─── Data extract ───
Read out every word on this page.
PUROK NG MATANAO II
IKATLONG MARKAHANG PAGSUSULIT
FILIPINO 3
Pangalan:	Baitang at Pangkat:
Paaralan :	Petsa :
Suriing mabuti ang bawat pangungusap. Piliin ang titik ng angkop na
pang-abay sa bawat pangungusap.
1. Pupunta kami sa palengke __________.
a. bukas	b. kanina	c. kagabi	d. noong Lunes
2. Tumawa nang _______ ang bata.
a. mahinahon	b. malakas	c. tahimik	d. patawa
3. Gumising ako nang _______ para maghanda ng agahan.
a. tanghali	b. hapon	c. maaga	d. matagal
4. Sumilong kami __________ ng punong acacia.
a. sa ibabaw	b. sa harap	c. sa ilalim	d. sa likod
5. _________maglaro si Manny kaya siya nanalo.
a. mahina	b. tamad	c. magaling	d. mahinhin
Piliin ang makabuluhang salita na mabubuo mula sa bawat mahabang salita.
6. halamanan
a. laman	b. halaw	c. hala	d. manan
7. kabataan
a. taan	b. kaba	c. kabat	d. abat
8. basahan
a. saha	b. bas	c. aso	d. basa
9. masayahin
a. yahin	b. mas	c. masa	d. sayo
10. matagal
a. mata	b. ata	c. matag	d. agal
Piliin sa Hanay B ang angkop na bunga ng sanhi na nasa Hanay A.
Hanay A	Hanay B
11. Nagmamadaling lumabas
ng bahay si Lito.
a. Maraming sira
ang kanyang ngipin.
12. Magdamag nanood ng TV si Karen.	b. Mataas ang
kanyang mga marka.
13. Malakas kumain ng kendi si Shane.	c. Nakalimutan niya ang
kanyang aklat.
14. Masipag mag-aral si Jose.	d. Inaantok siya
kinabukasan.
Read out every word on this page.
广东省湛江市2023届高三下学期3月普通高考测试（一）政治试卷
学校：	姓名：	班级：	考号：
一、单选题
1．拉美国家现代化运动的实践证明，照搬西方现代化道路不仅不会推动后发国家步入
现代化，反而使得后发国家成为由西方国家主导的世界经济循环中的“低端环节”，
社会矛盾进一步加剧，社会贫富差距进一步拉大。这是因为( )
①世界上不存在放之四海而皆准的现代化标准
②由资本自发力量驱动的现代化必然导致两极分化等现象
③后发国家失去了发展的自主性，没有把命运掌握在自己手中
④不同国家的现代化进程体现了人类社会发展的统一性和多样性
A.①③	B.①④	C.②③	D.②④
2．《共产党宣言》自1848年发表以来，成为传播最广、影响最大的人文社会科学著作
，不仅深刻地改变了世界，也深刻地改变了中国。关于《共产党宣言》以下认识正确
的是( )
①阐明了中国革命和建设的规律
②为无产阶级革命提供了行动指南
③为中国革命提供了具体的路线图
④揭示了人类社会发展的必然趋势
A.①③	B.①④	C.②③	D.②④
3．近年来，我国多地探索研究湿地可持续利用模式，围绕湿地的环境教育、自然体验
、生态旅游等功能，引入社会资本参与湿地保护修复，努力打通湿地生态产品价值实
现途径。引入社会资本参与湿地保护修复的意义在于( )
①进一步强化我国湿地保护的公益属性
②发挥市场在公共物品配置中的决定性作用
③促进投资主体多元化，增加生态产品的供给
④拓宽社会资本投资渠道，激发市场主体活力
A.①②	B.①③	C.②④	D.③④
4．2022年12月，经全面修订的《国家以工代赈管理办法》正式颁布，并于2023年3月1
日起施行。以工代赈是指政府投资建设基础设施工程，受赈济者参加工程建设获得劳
───
Short task:
Your task is to list each line of the records with the word "kami".

Task result:
1. Pupunta kami sa palengke __________.
4. Sumilong kami __________ ng punong acacia.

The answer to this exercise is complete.